— LESETEXT —
——

Shulamit Volkovs Konzept vom Antisemitismus als “kulturellem Code” zeigte recht gut, wie ein Ensemble aversiver Gefühls- und Gedankenwelten im christlich-konservativen und nationalliberalen Milieu des jungen deutschen Kaiserreichs miteinander verschmolz. Nur ließ sich das weder auf andere historische Epochen übertragen noch bekommt man mit Volkovs Untersuchungen andere zeitgenössische Milieus in den Blick. Ferner war der Feminismus eine Angelegenheit auch politisch konservativer und liberaler, nicht nur linker Frauen. Antisemitismus aber ließ sich in allen Milieus feststellen. Wer sich für die Gleichberechtigung und Gleichstellung von Frauen einsetzte, konnte dessen ungeachtet zugleich Juden hassen. Das gilt im Übrigen auch für die aktuelle Genderforschung. Die Arbeiten von Jasbir Puar sind dafür ein Beispiel https://de.wikipedia.org/wiki/Jasbir_Puar Die Schnittmengen zwischen Frauenhass und Judenhass bringen, obgleich vorhanden, beide Phänomene weder zur Deckung noch lässt das Fehlen bzw. Vorhandensein des einen auf das Fehlen bzw. Vorhandensein des anderen schließen.
Volkovs Konzept vom Antisemitismus als “kulturellem Code” ist brauchbar, nur eben nicht als Bündel konservativer oder nationalliberaler Aversionen, sondern als Spezifikum kulturhistorisch tradierter und verfestigter Gefühls- und Gedankenwelten, die sich in allen, auch progressiven Milieus finden lassen, allen voran in den gebildeten. Monika Schwarz-Friesel bot darüber in einem ihrer jüngsten Vorträge einen Überblick https://www.youtube.com/watch?v=Ou7npTjEe34.

——

— ERFASSTE DATEN —

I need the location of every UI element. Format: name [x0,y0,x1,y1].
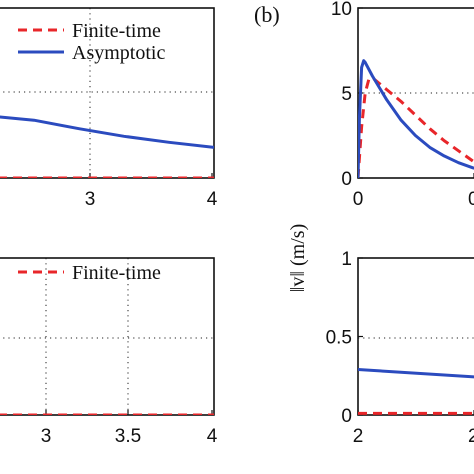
legend-label: Finite-time [72,20,161,42]
y-tick-label: 0.5 [326,328,352,349]
y-tick-label: 0 [341,406,352,427]
panel-label-b: (b) [254,2,280,27]
series-line-dashed [358,76,474,178]
y-tick-label: 10 [331,0,352,20]
x-tick-label: 2 [468,426,474,447]
legend-label: Finite-time [72,262,161,284]
x-tick-label: 2 [353,426,364,447]
x-tick-label: 3 [85,189,96,210]
series-line-asymptotic [0,115,214,149]
y-tick-label: 1 [341,249,352,270]
x-tick-label: 3 [41,426,52,447]
series-line-solid [358,368,474,379]
x-tick-label: 4 [207,189,218,210]
y-tick-label: 5 [341,84,352,105]
x-tick-label: 3.5 [115,426,141,447]
y-axis-label-b: ‖v‖ (m/s) [287,224,309,292]
panel-bottom-left: 3 3.5 4 Finite-time [0,257,218,447]
x-tick-label: 0 [468,189,474,210]
axes-frame [357,257,474,416]
legend-label: Asymptotic [72,42,165,64]
x-tick-label: 4 [207,426,218,447]
y-tick-label: 0 [341,169,352,190]
x-tick-label: 0 [353,189,364,210]
series-line-solid [358,59,474,178]
panel-bottom-right: 2 200.51 [326,249,474,447]
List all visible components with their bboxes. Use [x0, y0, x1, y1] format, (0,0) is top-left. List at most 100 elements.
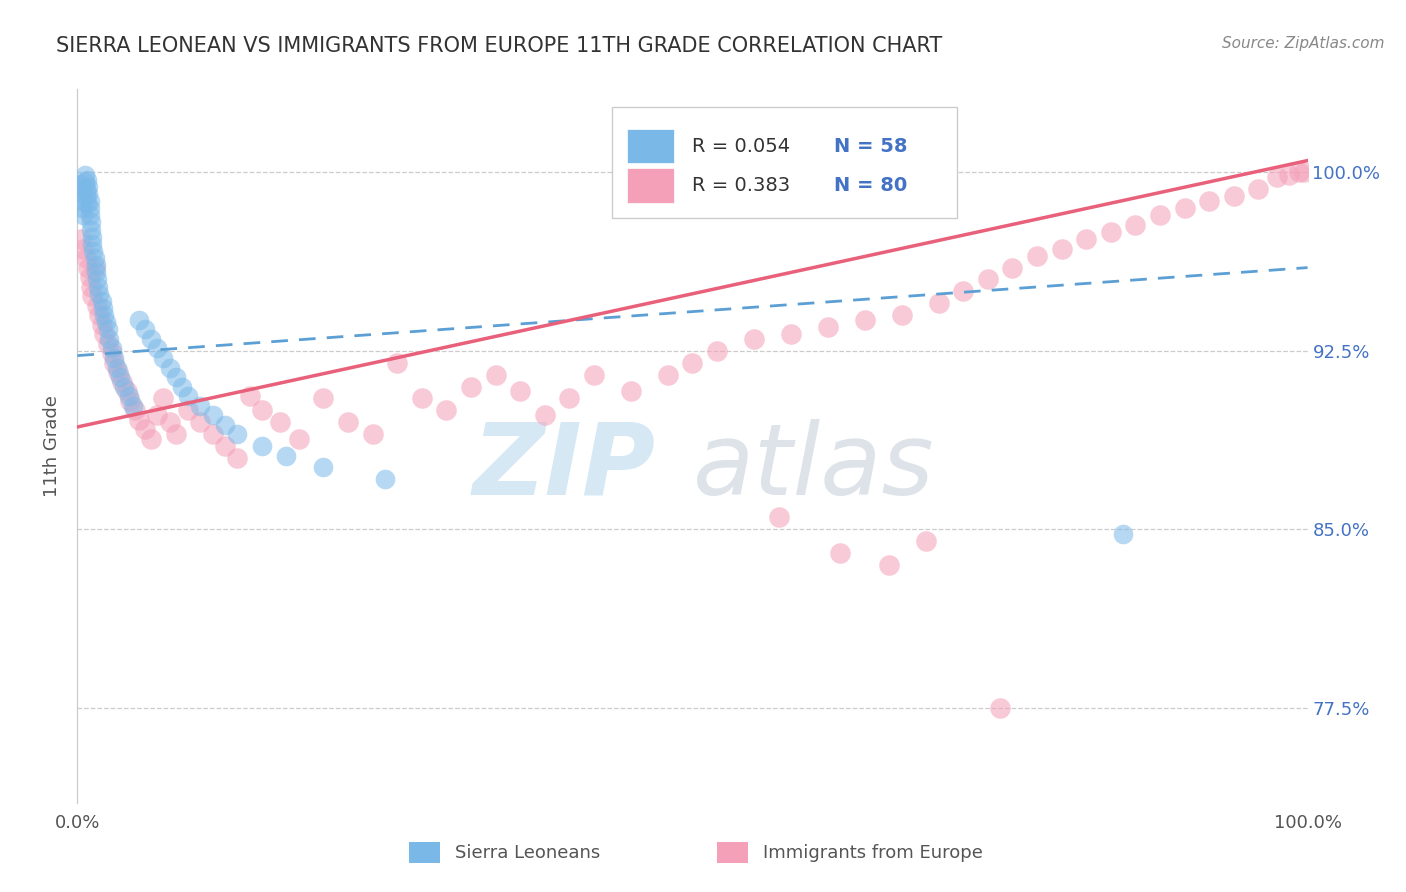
Point — [83, 251, 105, 265]
Point — [97, 322, 120, 336]
Point — [1112, 527, 1135, 541]
Point — [101, 342, 124, 356]
Point — [89, 286, 111, 301]
Point — [780, 327, 803, 342]
Point — [80, 279, 103, 293]
Point — [1198, 194, 1220, 208]
Point — [188, 415, 212, 429]
Text: R = 0.054: R = 0.054 — [693, 136, 790, 156]
Text: Immigrants from Europe: Immigrants from Europe — [762, 844, 983, 862]
Point — [141, 332, 163, 346]
Text: SIERRA LEONEAN VS IMMIGRANTS FROM EUROPE 11TH GRADE CORRELATION CHART: SIERRA LEONEAN VS IMMIGRANTS FROM EUROPE… — [56, 36, 942, 55]
Point — [1076, 232, 1098, 246]
Point — [534, 408, 557, 422]
Point — [84, 265, 107, 279]
Point — [90, 293, 114, 308]
FancyBboxPatch shape — [613, 107, 957, 218]
Point — [830, 546, 852, 560]
Point — [80, 215, 103, 229]
Point — [583, 368, 606, 382]
Point — [890, 308, 912, 322]
Point — [159, 360, 181, 375]
Point — [134, 322, 156, 336]
Text: Sierra Leoneans: Sierra Leoneans — [456, 844, 600, 862]
Point — [118, 389, 141, 403]
Point — [337, 415, 360, 429]
Point — [98, 332, 121, 346]
Point — [226, 450, 249, 465]
Point — [374, 472, 396, 486]
Point — [90, 318, 114, 332]
Point — [177, 403, 200, 417]
Point — [112, 379, 135, 393]
Point — [70, 194, 93, 208]
Point — [226, 427, 249, 442]
Point — [768, 510, 790, 524]
Point — [152, 351, 174, 365]
Point — [853, 313, 876, 327]
Point — [928, 296, 950, 310]
Point — [124, 403, 146, 417]
Point — [170, 379, 193, 393]
Point — [105, 360, 128, 375]
Point — [276, 449, 298, 463]
Point — [239, 389, 262, 403]
Point — [79, 201, 101, 215]
Point — [77, 260, 100, 275]
Point — [76, 172, 98, 186]
Point — [250, 439, 273, 453]
Point — [73, 175, 96, 189]
Point — [79, 208, 101, 222]
Point — [82, 229, 104, 244]
Point — [159, 415, 181, 429]
Point — [77, 186, 100, 201]
Point — [250, 403, 273, 417]
Point — [558, 392, 581, 406]
Point — [97, 336, 120, 351]
Point — [620, 384, 643, 399]
Point — [111, 375, 132, 389]
Point — [70, 232, 93, 246]
Point — [141, 432, 163, 446]
Point — [312, 460, 335, 475]
Point — [75, 189, 97, 203]
Point — [70, 201, 93, 215]
Point — [915, 534, 938, 549]
Point — [134, 422, 156, 436]
Point — [214, 439, 236, 453]
Text: ZIP: ZIP — [472, 419, 655, 516]
Point — [742, 332, 765, 346]
Point — [188, 399, 212, 413]
FancyBboxPatch shape — [409, 842, 440, 863]
Point — [1149, 208, 1171, 222]
Text: N = 80: N = 80 — [834, 176, 907, 195]
Point — [84, 258, 107, 272]
Point — [115, 384, 138, 399]
Point — [1174, 201, 1197, 215]
Point — [657, 368, 679, 382]
Point — [110, 370, 132, 384]
Point — [82, 244, 104, 258]
Point — [121, 399, 143, 413]
Point — [93, 327, 115, 342]
Point — [69, 178, 91, 192]
Point — [89, 308, 111, 322]
Point — [1292, 165, 1315, 179]
Point — [436, 403, 458, 417]
Point — [269, 415, 291, 429]
Point — [75, 251, 97, 265]
Point — [1099, 225, 1122, 239]
Point — [80, 222, 103, 236]
Point — [1223, 189, 1246, 203]
Point — [509, 384, 531, 399]
Point — [165, 427, 187, 442]
Point — [312, 392, 335, 406]
Point — [72, 208, 94, 222]
Point — [87, 279, 110, 293]
Point — [120, 393, 142, 408]
Point — [952, 285, 974, 299]
Point — [385, 356, 409, 370]
Point — [128, 313, 150, 327]
Point — [107, 365, 129, 379]
Point — [1288, 165, 1310, 179]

——

— KURZE AUFGABE —
In welchem Milieu des jungen deutschen Kaiserreichs zeigte Volkovs Konzept laut dem Lesetext die Verschmelzung aversiver Gefühls- und Gedankenwelten?

— ERGEBNIS —
Im christlich-konservativen und nationalliberalen Milieu.